- _The input_

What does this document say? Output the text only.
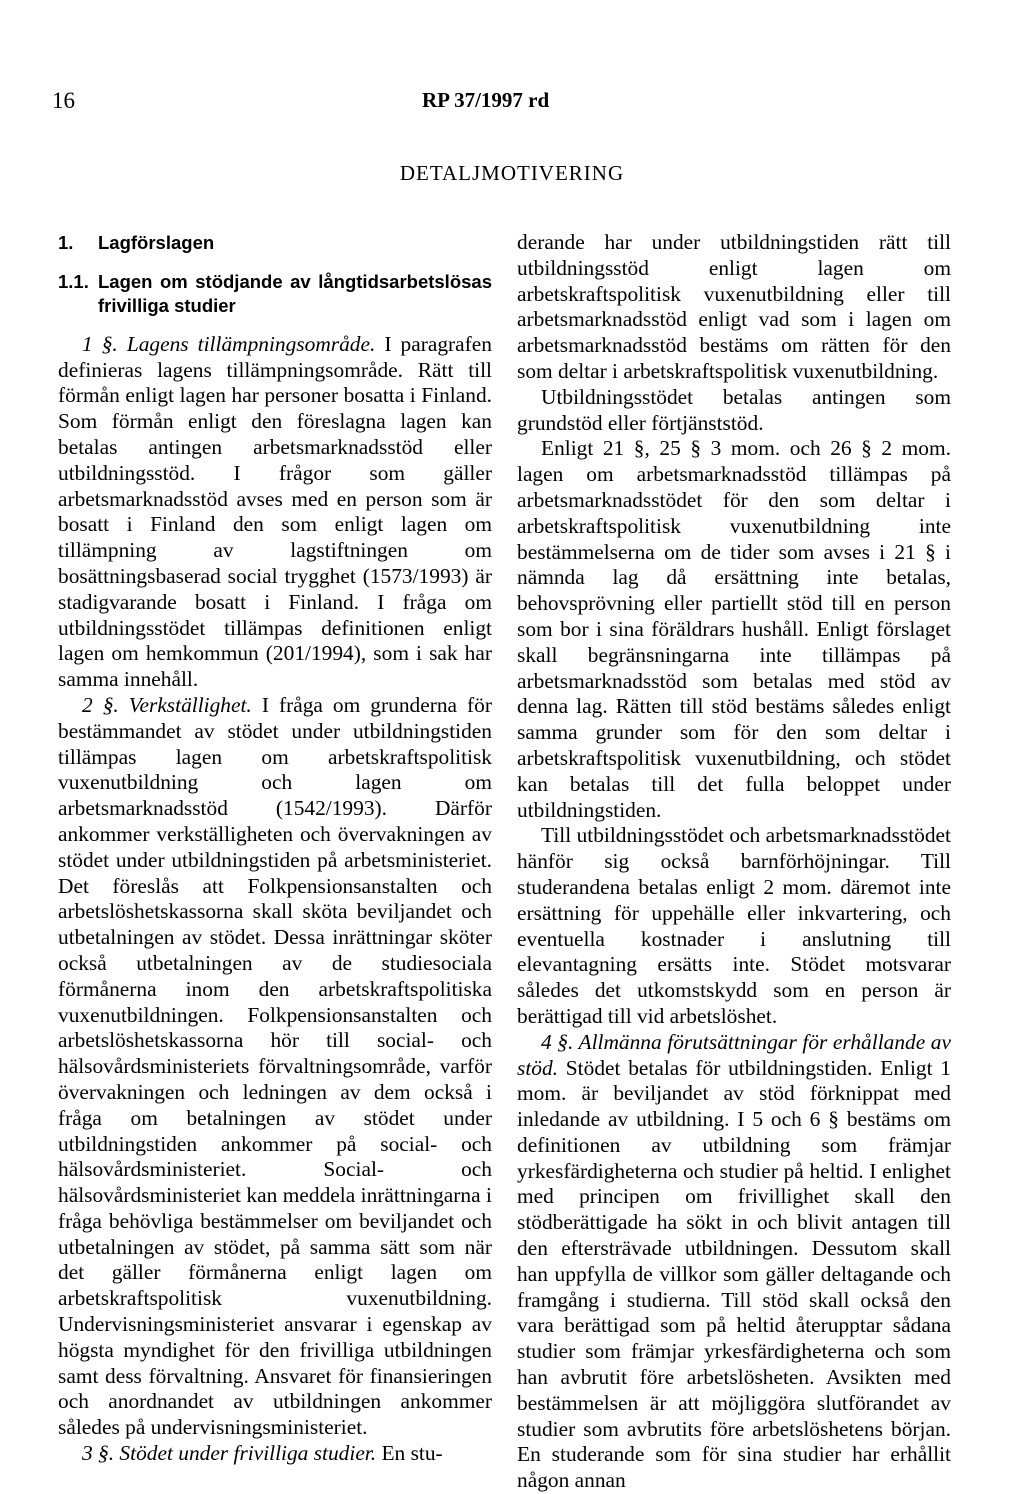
16	RP 37/1997 rd
DETALJMOTIVERING

1. Lagförslagen

1.1. Lagen om stödjande av långtidsarbetslösas frivilliga studier

1 §. Lagens tillämpningsområde. I paragrafen definieras lagens tillämpningsområde. Rätt till förmån enligt lagen har personer bosatta i Finland. Som förmån enligt den föreslagna lagen kan betalas antingen arbetsmarknadsstöd eller utbildningsstöd. I frågor som gäller arbetsmarknadsstöd avses med en person som är bosatt i Finland den som enligt lagen om tillämpning av lagstiftningen om bosättningsbaserad social trygghet (1573/1993) är stadigvarande bosatt i Finland. I fråga om utbildningsstödet tillämpas definitionen enligt lagen om hemkommun (201/1994), som i sak har samma innehåll.

2 §. Verkställighet. I fråga om grunderna för bestämmandet av stödet under utbildningstiden tillämpas lagen om arbetskraftspolitisk vuxenutbildning och lagen om arbetsmarknadsstöd (1542/1993). Därför ankommer verkställigheten och övervakningen av stödet under utbildningstiden på arbetsministeriet. Det föreslås att Folkpensionsanstalten och arbetslöshetskassorna skall sköta beviljandet och utbetalningen av stödet. Dessa inrättningar sköter också utbetalningen av de studiesociala förmånerna inom den arbetskraftspolitiska vuxenutbildningen. Folkpensionsanstalten och arbetslöshetskassorna hör till social- och hälsovårdsministeriets förvaltningsområde, varför övervakningen och ledningen av dem också i fråga om betalningen av stödet under utbildningstiden ankommer på social- och hälsovårdsministeriet. Social- och hälsovårdsministeriet kan meddela inrättningarna i fråga behövliga bestämmelser om beviljandet och utbetalningen av stödet, på samma sätt som när det gäller förmånerna enligt lagen om arbetskraftspolitisk vuxenutbildning. Undervisningsministeriet ansvarar i egenskap av högsta myndighet för den frivilliga utbildningen samt dess förvaltning. Ansvaret för finansieringen och anordnandet av utbildningen ankommer således på undervisningsministeriet.

3 §. Stödet under frivilliga studier. En stu-

derande har under utbildningstiden rätt till utbildningsstöd enligt lagen om arbetskraftspolitisk vuxenutbildning eller till arbetsmarknadsstöd enligt vad som i lagen om arbetsmarknadsstöd bestäms om rätten för den som deltar i arbetskraftspolitisk vuxenutbildning.

Utbildningsstödet betalas antingen som grundstöd eller förtjänststöd.

Enligt 21 §, 25 § 3 mom. och 26 § 2 mom. lagen om arbetsmarknadsstöd tillämpas på arbetsmarknadsstödet för den som deltar i arbetskraftspolitisk vuxenutbildning inte bestämmelserna om de tider som avses i 21 § i nämnda lag då ersättning inte betalas, behovsprövning eller partiellt stöd till en person som bor i sina föräldrars hushåll. Enligt förslaget skall begränsningarna inte tillämpas på arbetsmarknadsstöd som betalas med stöd av denna lag. Rätten till stöd bestäms således enligt samma grunder som för den som deltar i arbetskraftspolitisk vuxenutbildning, och stödet kan betalas till det fulla beloppet under utbildningstiden.

Till utbildningsstödet och arbetsmarknadsstödet hänför sig också barnförhöjningar. Till studerandena betalas enligt 2 mom. däremot inte ersättning för uppehälle eller inkvartering, och eventuella kostnader i anslutning till elevantagning ersätts inte. Stödet motsvarar således det utkomstskydd som en person är berättigad till vid arbetslöshet.

4 §. Allmänna förutsättningar för erhållande av stöd. Stödet betalas för utbildningstiden. Enligt 1 mom. är beviljandet av stöd förknippat med inledande av utbildning. I 5 och 6 § bestäms om definitionen av utbildning som främjar yrkesfärdigheterna och studier på heltid. I enlighet med principen om frivillighet skall den stödberättigade ha sökt in och blivit antagen till den eftersträvade utbildningen. Dessutom skall han uppfylla de villkor som gäller deltagande och framgång i studierna. Till stöd skall också den vara berättigad som på heltid återupptar sådana studier som främjar yrkesfärdigheterna och som han avbrutit före arbetslösheten. Avsikten med bestämmelsen är att möjliggöra slutförandet av studier som avbrutits före arbetslöshetens början. En studerande som för sina studier har erhållit någon annan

- _Request_
Copy in full each line that holds the word "antingen".

- _Answer to this task_
1 §. Lagens tillämpningsområde. I paragrafen definieras lagens tillämpningsområde. Rätt till förmån enligt lagen har personer bosatta i Finland. Som förmån enligt den föreslagna lagen kan betalas antingen arbetsmarknadsstöd eller utbildningsstöd. I frågor som gäller arbetsmarknadsstöd avses med en person som är bosatt i Finland den som enligt lagen om tillämpning av lagstiftningen om bosättningsbaserad social trygghet (1573/1993) är stadigvarande bosatt i Finland. I fråga om utbildningsstödet tillämpas definitionen enligt lagen om hemkommun (201/1994), som i sak har samma innehåll.
Utbildningsstödet betalas antingen som grundstöd eller förtjänststöd.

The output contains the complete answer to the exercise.